Look below and pull out each line with the word "storm".

▶ **WORKING DATA**:
----

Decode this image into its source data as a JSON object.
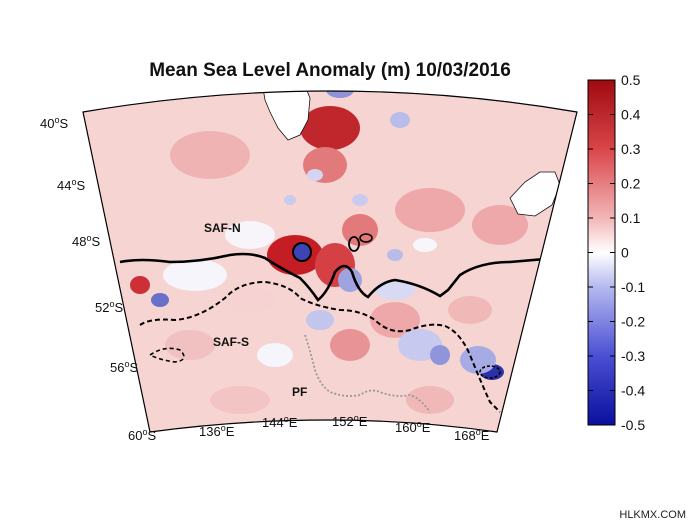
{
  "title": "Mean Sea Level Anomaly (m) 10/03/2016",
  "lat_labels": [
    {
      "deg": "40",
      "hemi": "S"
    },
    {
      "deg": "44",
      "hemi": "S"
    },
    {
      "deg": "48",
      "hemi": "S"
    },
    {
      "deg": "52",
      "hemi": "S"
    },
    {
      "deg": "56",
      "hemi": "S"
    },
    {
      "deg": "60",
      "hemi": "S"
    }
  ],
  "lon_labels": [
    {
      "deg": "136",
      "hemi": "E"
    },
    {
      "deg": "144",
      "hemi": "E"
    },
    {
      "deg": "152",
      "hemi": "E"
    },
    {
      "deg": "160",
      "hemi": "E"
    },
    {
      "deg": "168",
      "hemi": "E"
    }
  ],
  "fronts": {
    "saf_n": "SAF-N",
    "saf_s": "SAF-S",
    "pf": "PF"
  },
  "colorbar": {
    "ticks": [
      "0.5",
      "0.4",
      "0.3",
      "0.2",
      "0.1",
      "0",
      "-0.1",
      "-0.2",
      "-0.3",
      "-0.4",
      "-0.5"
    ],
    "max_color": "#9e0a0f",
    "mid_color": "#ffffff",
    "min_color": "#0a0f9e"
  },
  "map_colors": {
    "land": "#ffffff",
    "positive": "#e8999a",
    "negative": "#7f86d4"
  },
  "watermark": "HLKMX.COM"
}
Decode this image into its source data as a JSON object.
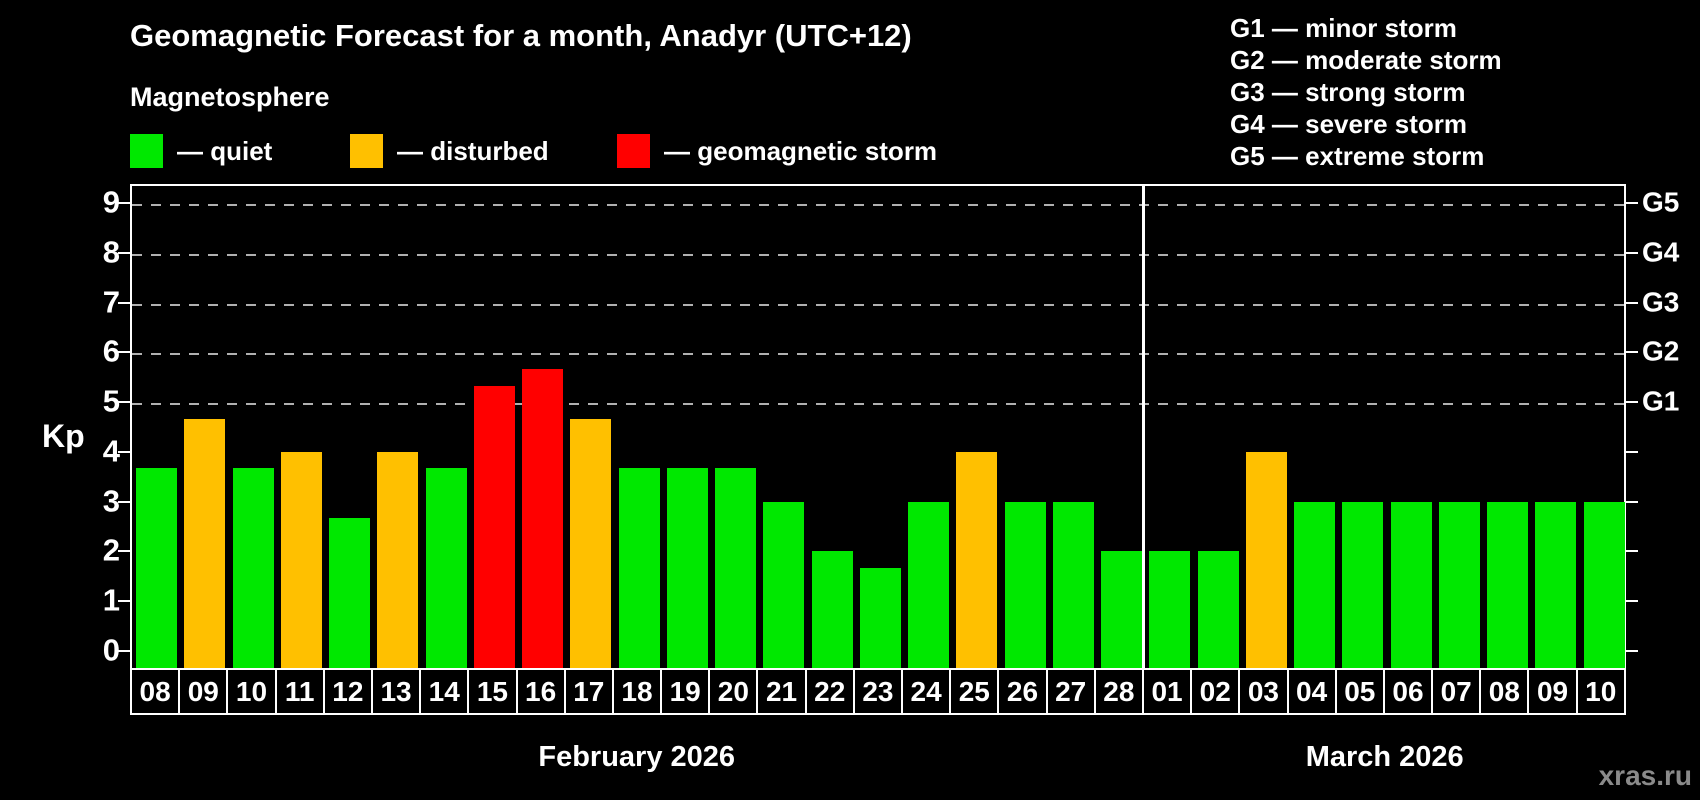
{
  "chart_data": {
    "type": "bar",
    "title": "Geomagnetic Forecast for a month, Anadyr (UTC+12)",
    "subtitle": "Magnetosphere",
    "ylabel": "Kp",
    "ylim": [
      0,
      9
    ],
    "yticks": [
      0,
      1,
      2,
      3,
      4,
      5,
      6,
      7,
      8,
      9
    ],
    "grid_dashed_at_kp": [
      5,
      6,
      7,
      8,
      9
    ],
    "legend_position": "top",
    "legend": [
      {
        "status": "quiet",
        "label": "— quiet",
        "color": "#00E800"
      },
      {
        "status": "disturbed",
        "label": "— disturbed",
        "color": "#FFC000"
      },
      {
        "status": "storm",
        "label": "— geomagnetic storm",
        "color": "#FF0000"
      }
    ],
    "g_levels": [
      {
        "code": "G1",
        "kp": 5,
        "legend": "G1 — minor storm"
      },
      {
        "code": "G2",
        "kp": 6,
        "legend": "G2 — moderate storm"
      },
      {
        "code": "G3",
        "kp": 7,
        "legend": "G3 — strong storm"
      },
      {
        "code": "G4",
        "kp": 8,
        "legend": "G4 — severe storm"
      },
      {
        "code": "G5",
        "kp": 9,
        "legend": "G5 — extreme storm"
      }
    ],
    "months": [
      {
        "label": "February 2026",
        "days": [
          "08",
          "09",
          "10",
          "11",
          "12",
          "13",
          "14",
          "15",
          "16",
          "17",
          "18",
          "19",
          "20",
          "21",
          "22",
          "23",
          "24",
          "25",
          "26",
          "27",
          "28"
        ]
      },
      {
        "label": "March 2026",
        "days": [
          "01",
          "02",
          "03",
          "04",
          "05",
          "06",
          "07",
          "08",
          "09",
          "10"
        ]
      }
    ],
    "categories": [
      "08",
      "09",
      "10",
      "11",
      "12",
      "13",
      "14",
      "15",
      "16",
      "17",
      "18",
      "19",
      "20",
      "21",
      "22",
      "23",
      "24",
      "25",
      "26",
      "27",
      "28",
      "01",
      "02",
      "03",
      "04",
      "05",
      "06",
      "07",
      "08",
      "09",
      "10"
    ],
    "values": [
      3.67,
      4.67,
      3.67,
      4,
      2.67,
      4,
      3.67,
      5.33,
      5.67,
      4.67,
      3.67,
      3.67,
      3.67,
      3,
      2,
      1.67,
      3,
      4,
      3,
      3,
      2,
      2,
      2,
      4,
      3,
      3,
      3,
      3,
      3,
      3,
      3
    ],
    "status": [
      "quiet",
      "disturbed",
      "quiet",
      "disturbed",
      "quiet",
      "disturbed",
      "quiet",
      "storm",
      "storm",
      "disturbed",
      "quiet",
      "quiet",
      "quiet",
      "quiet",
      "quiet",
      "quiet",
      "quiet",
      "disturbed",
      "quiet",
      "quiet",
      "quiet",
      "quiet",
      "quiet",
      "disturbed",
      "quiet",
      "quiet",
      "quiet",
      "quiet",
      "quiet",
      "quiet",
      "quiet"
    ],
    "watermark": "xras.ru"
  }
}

----

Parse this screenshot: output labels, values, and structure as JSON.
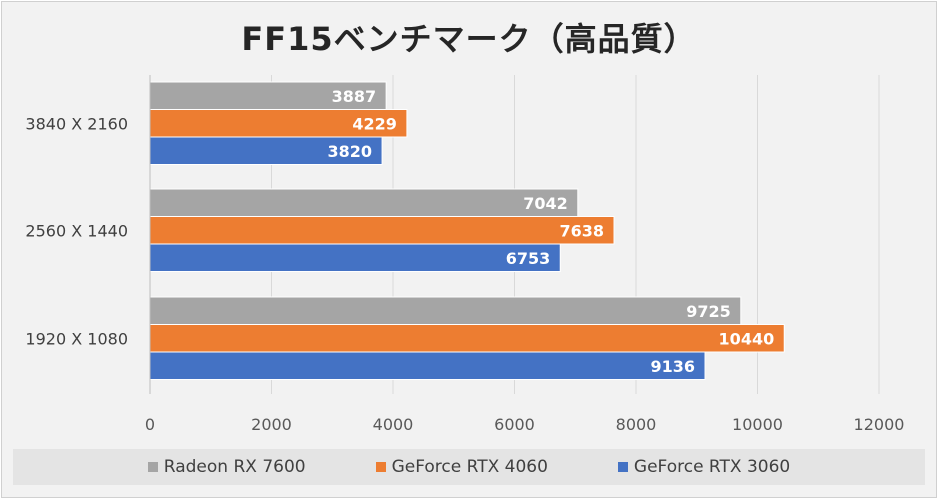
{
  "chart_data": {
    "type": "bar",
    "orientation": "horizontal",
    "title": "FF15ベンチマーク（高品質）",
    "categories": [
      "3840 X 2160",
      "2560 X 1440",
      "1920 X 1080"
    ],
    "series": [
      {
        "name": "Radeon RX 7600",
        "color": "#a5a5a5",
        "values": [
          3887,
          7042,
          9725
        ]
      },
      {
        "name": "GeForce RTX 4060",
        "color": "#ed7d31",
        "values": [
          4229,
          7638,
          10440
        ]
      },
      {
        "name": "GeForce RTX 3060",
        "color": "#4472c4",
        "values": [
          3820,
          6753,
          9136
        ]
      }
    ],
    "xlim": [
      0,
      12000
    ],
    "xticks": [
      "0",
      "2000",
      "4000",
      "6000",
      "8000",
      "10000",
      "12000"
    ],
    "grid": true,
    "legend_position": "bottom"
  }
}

----

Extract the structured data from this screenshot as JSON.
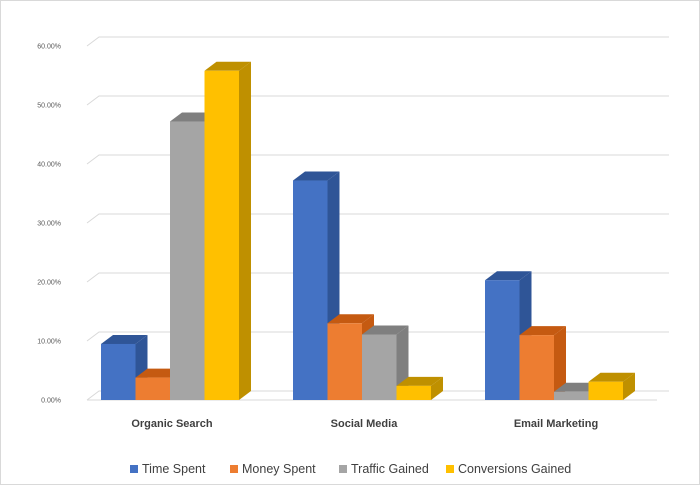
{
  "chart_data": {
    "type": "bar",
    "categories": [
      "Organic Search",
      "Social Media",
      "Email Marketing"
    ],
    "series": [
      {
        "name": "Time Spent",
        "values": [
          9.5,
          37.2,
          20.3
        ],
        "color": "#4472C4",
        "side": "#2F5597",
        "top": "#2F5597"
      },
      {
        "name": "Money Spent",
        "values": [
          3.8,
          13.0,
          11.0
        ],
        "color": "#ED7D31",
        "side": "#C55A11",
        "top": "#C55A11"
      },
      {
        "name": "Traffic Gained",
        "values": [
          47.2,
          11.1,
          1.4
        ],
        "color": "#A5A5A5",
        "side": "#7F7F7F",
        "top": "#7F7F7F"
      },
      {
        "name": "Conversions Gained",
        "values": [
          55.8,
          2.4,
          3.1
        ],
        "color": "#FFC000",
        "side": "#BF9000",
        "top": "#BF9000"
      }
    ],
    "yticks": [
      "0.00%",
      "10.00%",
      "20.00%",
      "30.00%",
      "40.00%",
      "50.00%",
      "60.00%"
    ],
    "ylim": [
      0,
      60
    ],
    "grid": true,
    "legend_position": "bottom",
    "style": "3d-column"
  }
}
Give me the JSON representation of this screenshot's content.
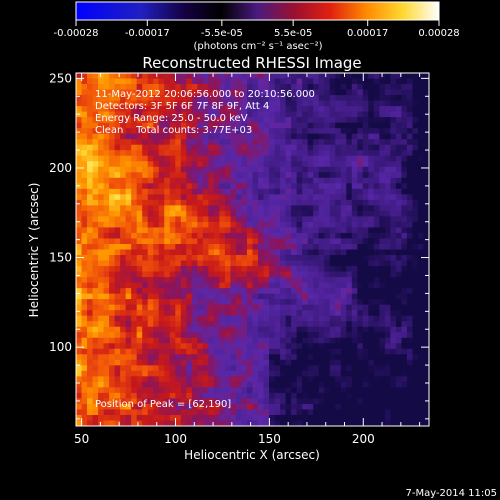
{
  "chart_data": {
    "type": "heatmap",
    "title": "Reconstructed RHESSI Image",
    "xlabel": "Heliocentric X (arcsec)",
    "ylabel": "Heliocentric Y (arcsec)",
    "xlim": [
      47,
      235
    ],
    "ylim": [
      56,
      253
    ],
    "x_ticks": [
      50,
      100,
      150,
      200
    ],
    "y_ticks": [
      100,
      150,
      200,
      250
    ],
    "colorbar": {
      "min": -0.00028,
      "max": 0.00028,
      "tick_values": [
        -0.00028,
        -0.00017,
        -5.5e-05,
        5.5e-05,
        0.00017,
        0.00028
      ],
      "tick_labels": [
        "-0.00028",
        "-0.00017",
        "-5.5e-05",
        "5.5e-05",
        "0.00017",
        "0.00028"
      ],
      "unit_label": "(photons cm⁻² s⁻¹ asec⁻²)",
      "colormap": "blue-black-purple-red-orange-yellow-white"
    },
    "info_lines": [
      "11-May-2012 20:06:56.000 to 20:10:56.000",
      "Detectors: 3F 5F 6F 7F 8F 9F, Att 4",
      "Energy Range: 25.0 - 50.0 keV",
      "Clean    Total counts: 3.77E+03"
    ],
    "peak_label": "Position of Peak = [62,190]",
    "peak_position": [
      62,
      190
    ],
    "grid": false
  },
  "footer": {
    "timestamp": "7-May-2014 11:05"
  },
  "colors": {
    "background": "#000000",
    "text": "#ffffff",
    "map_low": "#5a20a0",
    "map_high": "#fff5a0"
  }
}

----

▶ **RIGHT ANSWER**:
        "status": "storm",
        "label": "— geomagnetic storm",
        "legend": "G1 — minor storm"
        "legend": "G2 — moderate storm"
        "legend": "G3 — strong storm"
        "legend": "G4 — severe storm"
        "legend": "G5 — extreme storm"
      "storm",
      "storm",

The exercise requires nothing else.